▶ **A run of records**:
· · ·
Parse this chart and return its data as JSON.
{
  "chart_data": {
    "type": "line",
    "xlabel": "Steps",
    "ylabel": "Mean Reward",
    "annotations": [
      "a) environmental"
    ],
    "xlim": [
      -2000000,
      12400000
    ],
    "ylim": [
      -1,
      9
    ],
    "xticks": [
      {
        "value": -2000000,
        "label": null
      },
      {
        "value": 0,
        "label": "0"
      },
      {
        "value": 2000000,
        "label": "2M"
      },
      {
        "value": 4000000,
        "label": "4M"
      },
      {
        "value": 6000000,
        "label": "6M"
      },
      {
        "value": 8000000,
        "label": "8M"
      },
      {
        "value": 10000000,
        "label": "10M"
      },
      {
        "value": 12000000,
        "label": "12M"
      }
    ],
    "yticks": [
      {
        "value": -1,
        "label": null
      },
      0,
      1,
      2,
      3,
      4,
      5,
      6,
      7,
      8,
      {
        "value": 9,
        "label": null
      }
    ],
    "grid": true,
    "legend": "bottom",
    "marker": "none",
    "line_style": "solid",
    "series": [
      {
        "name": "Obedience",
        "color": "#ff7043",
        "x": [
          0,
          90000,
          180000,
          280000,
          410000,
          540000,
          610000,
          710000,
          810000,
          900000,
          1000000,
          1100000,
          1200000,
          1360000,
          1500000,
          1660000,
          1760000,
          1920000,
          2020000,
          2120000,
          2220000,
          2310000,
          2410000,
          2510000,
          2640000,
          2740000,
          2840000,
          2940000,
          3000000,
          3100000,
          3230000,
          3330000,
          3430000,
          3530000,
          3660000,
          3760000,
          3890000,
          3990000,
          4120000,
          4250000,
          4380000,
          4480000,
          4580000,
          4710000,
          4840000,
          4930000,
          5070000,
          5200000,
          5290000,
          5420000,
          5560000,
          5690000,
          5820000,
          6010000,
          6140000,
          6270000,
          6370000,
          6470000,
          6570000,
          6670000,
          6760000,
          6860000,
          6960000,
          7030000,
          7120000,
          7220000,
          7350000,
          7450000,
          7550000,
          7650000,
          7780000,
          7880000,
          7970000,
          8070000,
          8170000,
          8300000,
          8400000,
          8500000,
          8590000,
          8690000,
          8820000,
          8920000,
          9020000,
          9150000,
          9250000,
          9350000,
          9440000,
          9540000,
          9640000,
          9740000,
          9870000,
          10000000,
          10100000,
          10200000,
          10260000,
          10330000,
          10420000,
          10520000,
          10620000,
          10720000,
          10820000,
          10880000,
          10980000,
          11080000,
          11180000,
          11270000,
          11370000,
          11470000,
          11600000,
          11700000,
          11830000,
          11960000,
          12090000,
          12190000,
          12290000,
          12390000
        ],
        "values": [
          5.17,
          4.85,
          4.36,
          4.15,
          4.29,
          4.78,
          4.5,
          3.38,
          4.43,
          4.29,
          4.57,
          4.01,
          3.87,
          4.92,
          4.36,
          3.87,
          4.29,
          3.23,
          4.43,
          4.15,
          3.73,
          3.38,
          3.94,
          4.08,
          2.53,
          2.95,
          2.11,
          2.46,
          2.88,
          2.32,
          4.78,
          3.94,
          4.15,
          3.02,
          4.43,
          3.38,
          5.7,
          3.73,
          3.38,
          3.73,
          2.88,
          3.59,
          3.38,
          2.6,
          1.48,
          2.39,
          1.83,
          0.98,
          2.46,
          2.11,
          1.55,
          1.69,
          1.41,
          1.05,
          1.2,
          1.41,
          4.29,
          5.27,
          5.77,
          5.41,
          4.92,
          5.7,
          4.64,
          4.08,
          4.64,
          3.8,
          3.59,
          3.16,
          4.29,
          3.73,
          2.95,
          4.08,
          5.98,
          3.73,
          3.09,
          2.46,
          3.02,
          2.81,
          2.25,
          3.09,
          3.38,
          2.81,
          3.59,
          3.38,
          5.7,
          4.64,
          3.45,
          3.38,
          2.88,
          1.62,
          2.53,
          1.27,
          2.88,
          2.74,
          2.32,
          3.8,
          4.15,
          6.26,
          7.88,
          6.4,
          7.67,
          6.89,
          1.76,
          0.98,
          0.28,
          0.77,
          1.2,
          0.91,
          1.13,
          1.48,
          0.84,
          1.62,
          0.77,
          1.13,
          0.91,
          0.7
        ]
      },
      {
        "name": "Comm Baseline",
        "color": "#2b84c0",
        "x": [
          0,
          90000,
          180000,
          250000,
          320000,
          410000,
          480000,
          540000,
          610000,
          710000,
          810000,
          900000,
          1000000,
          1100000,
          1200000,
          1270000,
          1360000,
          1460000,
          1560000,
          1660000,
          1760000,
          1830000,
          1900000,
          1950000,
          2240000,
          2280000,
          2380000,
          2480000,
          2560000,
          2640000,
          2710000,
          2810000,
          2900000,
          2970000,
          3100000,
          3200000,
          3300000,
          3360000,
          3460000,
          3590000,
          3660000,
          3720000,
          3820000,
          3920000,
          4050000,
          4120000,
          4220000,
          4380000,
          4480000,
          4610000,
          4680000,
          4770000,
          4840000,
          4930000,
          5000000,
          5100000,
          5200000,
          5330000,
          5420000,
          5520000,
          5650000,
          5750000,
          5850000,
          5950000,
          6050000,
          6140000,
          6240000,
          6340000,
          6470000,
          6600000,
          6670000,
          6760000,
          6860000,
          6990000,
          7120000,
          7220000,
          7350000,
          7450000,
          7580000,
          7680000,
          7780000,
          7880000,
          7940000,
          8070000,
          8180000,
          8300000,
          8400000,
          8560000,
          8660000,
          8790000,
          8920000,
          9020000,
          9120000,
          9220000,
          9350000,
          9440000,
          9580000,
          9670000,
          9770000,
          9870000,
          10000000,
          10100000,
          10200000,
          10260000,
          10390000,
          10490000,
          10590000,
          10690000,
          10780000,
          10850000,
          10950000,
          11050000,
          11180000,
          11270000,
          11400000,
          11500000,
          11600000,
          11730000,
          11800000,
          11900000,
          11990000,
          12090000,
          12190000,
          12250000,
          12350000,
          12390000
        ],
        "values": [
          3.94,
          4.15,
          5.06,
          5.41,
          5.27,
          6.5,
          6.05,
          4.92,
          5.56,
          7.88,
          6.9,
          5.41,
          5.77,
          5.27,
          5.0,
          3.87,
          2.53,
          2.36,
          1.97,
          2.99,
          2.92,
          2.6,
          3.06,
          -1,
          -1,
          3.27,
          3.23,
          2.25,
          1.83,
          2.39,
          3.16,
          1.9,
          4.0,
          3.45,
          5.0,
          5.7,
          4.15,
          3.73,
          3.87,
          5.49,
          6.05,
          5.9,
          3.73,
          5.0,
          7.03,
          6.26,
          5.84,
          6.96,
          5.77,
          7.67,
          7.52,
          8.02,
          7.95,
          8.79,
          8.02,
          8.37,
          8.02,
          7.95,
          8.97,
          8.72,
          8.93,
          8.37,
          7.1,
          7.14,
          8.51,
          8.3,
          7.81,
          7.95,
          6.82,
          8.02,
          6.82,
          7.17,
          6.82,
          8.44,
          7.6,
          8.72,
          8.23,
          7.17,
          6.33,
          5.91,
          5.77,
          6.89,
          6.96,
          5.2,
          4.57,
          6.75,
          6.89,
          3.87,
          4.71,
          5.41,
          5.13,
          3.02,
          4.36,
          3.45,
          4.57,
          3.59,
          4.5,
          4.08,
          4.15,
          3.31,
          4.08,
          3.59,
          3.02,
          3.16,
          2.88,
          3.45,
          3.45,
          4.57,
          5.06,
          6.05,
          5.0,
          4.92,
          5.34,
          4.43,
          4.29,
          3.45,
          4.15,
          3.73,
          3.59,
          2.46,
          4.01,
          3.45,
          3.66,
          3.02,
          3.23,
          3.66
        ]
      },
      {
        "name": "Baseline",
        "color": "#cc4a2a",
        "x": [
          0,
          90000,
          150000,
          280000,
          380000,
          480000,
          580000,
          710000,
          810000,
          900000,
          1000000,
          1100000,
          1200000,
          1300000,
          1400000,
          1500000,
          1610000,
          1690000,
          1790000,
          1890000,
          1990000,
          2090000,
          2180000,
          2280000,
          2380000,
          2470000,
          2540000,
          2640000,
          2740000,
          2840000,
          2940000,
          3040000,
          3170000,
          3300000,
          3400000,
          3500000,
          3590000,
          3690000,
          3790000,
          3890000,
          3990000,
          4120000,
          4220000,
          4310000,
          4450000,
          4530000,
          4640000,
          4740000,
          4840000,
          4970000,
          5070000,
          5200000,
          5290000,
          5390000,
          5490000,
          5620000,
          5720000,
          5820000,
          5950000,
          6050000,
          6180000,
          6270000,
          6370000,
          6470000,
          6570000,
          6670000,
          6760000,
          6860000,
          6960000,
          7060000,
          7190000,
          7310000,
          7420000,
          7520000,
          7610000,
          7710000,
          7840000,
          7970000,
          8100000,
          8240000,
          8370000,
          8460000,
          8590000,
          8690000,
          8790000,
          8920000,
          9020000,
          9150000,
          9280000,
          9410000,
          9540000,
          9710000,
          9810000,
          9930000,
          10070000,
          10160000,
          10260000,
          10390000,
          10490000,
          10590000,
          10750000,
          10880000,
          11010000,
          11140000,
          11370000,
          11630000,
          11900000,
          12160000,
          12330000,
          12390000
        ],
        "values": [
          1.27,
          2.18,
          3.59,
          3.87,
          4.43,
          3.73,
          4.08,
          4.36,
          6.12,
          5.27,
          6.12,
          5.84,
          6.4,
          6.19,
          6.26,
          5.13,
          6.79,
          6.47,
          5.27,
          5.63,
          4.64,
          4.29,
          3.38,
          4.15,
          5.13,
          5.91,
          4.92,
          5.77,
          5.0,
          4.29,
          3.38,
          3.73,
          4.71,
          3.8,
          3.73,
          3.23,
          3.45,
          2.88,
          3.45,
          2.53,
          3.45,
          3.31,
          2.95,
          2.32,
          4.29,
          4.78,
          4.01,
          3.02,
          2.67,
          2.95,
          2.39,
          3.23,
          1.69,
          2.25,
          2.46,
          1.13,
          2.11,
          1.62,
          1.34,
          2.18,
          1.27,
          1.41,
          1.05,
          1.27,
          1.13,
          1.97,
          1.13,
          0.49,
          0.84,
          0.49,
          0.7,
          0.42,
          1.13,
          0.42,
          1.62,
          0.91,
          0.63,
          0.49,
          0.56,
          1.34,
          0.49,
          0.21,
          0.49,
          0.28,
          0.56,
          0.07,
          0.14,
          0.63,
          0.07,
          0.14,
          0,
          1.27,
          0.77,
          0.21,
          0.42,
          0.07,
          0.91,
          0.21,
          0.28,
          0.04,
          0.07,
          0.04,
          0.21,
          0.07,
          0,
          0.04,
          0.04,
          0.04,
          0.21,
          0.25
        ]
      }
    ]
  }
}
· · ·
▶ **Aim**: Work through the records above line by line and count those that hold the string "color". Give only the result.

▶ **Task answer**: 3